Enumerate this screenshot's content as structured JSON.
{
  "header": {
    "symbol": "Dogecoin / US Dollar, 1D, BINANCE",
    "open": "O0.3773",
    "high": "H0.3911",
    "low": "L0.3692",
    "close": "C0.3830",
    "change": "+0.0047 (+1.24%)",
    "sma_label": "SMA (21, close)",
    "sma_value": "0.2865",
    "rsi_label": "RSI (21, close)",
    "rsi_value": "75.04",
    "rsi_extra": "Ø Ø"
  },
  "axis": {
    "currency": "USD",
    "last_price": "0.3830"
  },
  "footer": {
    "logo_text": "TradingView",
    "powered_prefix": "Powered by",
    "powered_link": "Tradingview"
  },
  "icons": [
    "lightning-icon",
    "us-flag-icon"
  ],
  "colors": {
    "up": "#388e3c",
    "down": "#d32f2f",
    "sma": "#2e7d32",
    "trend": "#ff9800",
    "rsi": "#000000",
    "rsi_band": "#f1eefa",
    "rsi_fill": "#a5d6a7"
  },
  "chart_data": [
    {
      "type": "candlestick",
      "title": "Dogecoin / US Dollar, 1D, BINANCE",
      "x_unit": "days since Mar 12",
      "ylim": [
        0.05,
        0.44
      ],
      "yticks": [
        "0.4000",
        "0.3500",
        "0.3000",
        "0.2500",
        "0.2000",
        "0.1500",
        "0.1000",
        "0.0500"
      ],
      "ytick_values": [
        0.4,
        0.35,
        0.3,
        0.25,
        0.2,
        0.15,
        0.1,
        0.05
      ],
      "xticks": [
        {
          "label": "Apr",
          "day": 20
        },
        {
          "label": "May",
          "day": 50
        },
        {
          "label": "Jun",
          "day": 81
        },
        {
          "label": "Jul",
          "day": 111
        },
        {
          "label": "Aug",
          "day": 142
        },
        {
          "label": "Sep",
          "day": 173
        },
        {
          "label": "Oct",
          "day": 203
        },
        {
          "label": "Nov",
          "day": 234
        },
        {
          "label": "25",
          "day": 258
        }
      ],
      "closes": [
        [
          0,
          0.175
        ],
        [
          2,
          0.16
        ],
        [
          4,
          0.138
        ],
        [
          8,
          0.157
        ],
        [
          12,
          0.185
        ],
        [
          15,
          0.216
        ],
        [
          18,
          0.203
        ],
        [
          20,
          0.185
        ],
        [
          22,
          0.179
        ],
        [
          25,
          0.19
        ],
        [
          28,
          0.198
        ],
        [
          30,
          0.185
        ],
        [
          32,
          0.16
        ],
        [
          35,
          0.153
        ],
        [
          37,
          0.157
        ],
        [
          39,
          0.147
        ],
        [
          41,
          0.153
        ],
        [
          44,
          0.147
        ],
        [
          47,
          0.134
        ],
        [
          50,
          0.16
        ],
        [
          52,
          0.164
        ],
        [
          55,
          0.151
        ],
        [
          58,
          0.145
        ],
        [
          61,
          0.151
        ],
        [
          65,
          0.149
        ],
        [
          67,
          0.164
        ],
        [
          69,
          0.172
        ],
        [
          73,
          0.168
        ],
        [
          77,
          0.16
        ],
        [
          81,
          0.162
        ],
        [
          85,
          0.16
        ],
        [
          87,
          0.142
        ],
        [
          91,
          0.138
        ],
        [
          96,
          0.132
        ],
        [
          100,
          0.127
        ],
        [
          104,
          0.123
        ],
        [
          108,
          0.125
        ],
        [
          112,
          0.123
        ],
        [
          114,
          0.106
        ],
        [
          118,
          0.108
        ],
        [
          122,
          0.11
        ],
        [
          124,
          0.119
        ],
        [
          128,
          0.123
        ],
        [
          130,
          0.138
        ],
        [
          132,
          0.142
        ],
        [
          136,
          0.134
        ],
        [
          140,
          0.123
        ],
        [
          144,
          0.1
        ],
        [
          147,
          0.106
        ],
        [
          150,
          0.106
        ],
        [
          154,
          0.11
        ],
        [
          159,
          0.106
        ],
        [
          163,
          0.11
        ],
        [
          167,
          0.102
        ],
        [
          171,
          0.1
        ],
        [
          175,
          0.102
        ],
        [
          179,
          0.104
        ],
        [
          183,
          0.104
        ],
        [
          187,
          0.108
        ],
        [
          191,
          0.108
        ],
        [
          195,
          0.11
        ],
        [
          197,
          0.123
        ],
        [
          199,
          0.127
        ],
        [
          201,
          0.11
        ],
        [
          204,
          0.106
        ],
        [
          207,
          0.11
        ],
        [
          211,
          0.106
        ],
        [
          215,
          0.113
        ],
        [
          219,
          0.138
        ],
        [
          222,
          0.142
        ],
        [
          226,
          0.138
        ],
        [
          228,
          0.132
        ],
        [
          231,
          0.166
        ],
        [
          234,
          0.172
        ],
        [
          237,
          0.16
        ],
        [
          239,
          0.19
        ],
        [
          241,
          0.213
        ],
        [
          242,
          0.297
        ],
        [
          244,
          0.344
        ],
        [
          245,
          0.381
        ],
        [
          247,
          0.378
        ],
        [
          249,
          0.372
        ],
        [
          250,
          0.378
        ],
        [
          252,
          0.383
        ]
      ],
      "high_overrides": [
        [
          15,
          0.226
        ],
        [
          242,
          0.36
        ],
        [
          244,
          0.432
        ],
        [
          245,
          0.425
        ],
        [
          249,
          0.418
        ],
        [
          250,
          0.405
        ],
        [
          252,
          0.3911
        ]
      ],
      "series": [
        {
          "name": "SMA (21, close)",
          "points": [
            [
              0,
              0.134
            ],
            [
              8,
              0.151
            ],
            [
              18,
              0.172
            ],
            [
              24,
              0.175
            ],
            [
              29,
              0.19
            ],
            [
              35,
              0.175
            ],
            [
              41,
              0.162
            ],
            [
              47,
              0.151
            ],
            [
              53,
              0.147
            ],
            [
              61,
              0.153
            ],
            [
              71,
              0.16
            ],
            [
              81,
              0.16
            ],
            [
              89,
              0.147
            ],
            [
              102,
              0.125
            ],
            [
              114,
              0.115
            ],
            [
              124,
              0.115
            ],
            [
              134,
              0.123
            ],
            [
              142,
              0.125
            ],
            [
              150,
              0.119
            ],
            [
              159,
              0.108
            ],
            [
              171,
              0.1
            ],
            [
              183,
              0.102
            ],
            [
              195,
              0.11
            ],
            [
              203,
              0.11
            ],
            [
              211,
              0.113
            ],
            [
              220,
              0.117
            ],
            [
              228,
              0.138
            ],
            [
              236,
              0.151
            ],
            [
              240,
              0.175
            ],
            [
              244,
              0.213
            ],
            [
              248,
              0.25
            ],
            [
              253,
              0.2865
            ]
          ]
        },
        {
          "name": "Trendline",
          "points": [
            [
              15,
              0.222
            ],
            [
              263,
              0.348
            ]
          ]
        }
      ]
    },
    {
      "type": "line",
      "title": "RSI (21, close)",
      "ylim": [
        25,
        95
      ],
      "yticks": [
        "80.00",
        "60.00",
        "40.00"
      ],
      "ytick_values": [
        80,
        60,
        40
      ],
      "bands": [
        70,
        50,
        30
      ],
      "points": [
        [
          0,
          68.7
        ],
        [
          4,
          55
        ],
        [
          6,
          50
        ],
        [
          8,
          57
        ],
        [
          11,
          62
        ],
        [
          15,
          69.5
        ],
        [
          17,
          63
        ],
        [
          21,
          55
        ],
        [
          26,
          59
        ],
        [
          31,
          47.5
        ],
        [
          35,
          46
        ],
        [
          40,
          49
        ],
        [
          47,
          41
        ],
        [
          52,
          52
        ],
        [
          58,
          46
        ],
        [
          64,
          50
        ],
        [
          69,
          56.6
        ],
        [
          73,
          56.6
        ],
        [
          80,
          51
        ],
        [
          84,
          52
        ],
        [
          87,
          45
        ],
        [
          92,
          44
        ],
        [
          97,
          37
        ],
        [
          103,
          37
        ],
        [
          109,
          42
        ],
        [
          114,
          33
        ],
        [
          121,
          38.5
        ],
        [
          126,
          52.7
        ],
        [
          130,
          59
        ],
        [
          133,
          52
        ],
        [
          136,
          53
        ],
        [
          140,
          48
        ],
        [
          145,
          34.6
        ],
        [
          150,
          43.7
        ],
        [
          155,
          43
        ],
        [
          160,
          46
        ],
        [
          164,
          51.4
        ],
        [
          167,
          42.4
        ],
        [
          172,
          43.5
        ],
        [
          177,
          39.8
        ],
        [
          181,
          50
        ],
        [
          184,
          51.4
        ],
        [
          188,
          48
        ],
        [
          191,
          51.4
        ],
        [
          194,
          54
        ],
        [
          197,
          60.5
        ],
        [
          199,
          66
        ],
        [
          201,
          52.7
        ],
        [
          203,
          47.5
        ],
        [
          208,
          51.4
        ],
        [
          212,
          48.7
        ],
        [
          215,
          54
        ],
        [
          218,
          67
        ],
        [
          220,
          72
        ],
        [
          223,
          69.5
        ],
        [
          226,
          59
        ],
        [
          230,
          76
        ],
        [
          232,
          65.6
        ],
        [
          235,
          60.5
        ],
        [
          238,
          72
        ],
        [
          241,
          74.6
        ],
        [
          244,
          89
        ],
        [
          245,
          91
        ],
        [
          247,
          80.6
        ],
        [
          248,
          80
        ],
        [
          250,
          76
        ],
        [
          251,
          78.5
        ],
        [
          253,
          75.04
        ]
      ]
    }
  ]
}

——

Isolate the lines that hold the word "Dogecoin" and copy all of them.

* FINAL RESULT
    "symbol": "Dogecoin / US Dollar, 1D, BINANCE",
      "title": "Dogecoin / US Dollar, 1D, BINANCE",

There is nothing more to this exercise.